● **SET TASK**: Scan the entries below for the word "Лыбедская". Copy each line that has it.

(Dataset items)
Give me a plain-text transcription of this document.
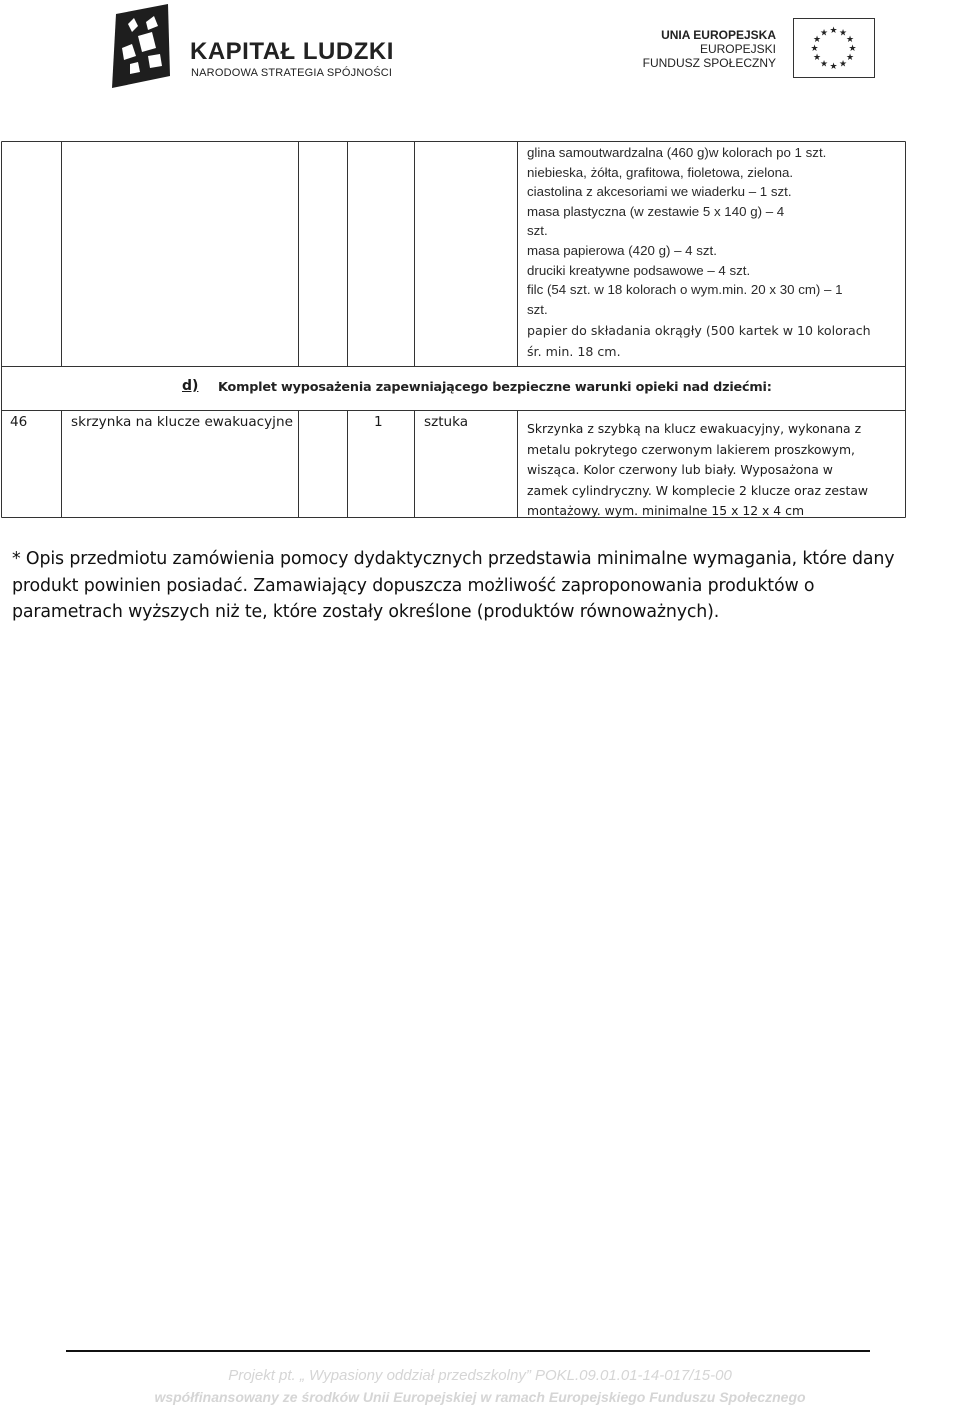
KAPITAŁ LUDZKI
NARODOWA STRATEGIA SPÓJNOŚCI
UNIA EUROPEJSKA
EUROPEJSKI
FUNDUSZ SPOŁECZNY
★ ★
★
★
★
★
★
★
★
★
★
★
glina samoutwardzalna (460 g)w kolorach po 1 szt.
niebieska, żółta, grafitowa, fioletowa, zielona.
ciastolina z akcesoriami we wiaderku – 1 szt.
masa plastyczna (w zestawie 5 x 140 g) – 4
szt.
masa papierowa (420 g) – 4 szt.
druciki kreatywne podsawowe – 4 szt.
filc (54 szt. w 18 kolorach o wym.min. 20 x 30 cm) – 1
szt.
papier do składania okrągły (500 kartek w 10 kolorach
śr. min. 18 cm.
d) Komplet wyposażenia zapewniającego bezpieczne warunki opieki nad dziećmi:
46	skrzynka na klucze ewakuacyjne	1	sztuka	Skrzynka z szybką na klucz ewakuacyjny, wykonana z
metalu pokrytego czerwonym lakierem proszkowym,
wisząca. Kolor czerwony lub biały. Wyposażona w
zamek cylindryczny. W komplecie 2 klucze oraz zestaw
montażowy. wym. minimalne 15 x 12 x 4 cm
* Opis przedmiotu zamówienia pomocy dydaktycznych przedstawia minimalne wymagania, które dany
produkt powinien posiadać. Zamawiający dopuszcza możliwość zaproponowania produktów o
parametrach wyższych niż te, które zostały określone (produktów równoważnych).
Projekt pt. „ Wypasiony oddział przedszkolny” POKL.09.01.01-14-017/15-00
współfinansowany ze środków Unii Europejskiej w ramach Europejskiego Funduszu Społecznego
--
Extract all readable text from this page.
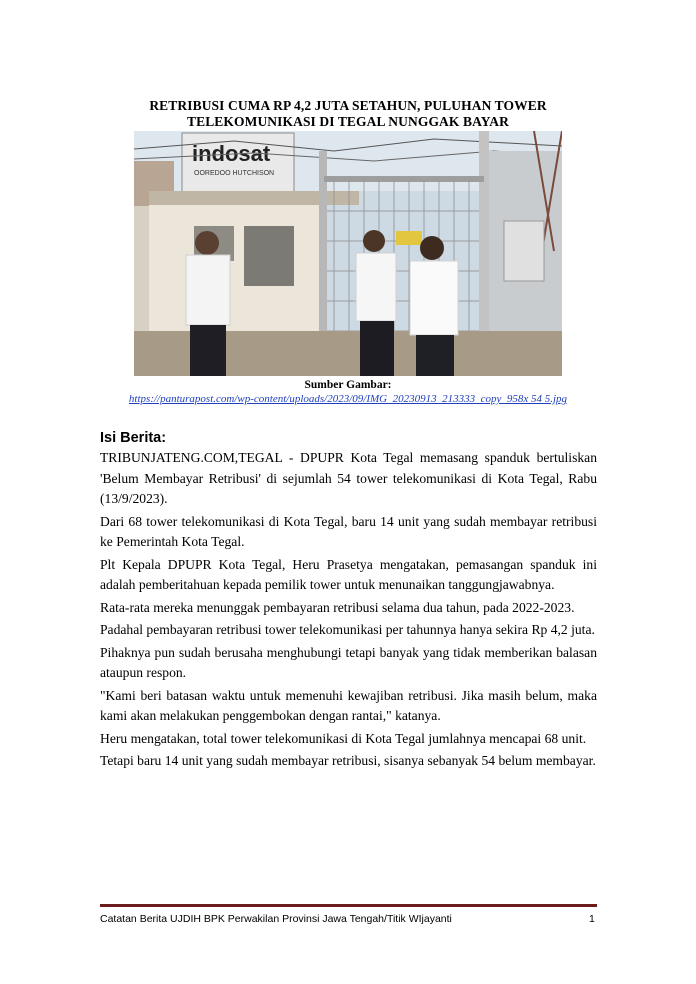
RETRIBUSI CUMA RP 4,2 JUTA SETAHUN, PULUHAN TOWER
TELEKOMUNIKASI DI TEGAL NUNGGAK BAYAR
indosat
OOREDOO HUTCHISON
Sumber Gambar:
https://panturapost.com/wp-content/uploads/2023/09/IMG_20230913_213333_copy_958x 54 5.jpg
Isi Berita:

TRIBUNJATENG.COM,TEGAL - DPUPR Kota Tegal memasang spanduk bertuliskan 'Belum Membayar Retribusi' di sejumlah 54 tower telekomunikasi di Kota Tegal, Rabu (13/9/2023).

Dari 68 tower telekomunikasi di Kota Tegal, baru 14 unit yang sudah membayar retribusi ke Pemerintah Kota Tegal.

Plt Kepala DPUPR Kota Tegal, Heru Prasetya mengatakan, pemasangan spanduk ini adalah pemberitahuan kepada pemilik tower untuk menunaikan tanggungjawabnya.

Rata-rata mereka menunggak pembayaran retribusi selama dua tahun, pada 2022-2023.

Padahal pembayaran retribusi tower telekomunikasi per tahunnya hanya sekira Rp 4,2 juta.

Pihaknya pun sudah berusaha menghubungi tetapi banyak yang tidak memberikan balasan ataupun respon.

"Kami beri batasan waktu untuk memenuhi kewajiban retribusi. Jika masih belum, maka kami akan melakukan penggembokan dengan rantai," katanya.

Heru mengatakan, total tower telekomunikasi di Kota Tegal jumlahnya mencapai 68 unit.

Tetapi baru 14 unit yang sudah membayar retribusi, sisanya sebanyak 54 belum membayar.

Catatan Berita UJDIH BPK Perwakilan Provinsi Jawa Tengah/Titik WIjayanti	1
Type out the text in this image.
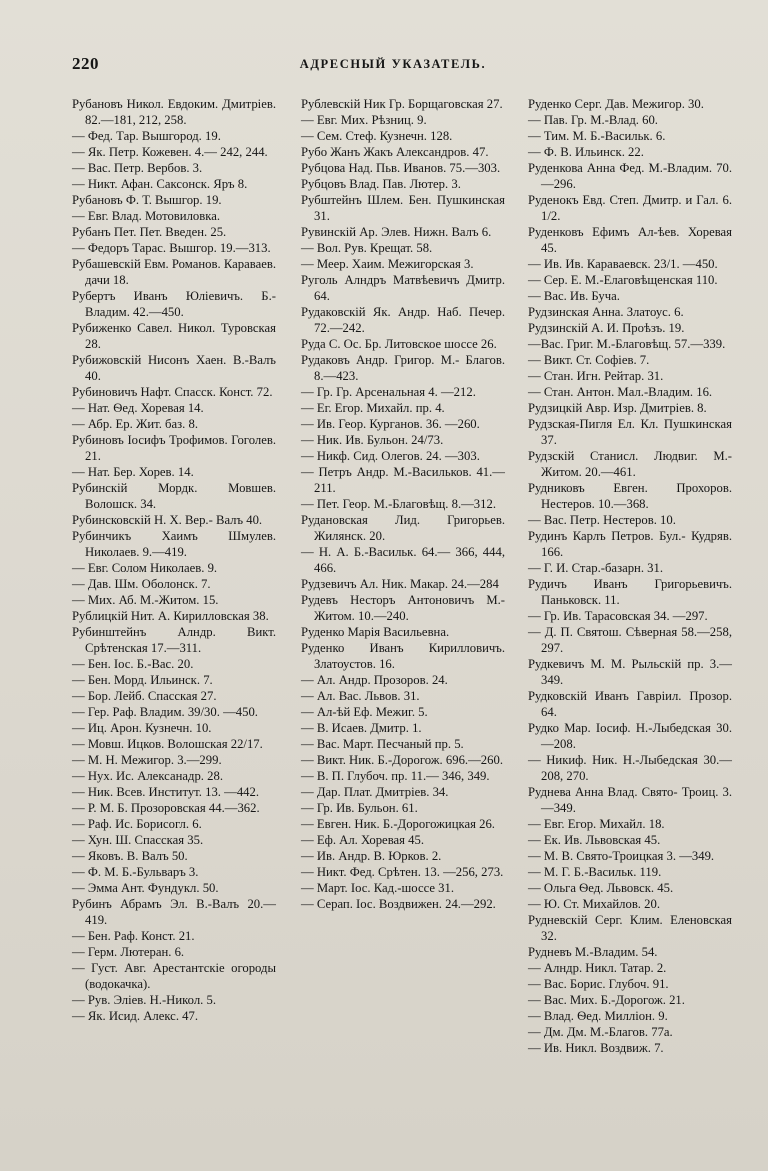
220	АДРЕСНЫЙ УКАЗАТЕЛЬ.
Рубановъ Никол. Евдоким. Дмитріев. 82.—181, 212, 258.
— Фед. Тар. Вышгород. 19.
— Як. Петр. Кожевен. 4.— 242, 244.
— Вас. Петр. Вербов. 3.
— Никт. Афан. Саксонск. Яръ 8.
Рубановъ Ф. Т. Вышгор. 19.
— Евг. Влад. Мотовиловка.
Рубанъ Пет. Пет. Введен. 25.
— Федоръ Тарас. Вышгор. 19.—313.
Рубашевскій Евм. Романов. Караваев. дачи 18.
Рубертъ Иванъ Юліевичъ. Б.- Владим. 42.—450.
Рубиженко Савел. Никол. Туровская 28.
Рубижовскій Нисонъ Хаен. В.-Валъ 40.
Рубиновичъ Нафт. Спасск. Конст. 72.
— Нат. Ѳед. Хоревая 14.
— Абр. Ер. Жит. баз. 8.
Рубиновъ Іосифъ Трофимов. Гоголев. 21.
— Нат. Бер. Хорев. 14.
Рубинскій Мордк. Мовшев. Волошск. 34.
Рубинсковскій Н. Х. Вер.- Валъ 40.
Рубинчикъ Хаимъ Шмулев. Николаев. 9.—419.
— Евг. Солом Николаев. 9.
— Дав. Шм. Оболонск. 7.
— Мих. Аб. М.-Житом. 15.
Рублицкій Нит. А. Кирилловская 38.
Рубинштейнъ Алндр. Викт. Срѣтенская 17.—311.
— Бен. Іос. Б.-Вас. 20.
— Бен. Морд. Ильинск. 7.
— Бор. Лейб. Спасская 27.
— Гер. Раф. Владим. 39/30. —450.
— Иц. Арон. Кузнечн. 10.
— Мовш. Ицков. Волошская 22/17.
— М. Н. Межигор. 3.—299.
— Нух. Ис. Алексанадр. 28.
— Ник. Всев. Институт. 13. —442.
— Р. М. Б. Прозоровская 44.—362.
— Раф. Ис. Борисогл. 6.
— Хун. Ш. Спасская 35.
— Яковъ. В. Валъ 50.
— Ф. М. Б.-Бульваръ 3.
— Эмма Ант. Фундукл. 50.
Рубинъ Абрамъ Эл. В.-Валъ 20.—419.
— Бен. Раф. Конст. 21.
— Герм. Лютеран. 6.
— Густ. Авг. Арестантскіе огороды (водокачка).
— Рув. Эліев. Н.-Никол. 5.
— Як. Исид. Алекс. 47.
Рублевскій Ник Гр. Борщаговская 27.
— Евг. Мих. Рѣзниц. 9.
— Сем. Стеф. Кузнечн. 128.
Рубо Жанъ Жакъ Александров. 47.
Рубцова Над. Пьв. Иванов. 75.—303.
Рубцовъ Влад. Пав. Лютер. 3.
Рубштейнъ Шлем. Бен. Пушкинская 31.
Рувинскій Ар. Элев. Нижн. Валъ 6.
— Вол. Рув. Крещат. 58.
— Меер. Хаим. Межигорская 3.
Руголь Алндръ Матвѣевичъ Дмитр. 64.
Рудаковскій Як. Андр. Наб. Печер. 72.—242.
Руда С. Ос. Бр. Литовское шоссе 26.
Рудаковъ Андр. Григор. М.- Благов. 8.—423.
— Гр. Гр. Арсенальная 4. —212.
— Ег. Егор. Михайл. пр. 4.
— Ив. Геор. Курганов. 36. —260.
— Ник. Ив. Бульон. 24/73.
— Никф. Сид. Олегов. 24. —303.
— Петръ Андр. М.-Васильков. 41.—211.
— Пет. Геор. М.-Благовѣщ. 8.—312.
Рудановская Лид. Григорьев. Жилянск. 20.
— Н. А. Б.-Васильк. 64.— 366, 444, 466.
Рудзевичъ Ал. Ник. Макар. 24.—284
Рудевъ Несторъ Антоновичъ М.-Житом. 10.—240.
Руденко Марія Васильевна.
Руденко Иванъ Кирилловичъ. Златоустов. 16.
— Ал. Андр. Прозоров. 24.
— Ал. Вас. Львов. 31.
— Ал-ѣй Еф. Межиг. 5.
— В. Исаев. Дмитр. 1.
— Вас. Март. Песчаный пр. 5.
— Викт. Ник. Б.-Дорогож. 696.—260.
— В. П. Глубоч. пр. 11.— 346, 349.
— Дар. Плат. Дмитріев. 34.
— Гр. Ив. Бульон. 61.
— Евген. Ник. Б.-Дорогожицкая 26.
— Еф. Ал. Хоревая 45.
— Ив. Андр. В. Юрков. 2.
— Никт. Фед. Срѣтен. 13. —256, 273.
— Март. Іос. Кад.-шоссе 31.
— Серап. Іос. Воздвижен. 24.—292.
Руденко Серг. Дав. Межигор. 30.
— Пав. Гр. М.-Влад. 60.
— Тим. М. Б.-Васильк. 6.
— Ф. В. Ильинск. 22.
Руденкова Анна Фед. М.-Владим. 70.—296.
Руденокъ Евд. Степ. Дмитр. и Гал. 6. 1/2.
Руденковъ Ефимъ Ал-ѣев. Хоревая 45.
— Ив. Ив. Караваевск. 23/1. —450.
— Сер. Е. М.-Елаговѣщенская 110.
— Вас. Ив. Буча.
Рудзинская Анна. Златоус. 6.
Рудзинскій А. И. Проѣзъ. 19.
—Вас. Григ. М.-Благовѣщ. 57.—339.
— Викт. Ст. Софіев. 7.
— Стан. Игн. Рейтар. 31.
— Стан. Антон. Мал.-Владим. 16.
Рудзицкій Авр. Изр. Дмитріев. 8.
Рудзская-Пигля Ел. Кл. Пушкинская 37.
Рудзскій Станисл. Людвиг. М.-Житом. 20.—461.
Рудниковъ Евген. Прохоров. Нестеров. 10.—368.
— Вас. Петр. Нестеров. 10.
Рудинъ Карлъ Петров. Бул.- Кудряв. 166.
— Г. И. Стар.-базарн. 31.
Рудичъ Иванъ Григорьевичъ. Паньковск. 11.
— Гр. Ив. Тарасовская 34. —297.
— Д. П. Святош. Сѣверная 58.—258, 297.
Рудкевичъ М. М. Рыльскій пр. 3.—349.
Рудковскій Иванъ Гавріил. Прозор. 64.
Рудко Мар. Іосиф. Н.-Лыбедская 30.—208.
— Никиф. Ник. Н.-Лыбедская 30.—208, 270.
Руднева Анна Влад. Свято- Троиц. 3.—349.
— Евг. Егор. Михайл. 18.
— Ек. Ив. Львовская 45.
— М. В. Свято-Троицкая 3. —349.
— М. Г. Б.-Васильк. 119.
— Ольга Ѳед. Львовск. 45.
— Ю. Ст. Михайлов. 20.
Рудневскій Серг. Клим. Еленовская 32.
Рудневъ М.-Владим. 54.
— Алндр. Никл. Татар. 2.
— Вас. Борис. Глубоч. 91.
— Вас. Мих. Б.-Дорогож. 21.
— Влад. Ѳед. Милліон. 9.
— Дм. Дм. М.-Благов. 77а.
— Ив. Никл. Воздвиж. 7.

● **THE REPLY**:
Рудко Мар. Іосиф. Н.-Лыбедская 30.—208.
— Никиф. Ник. Н.-Лыбедская 30.—208, 270.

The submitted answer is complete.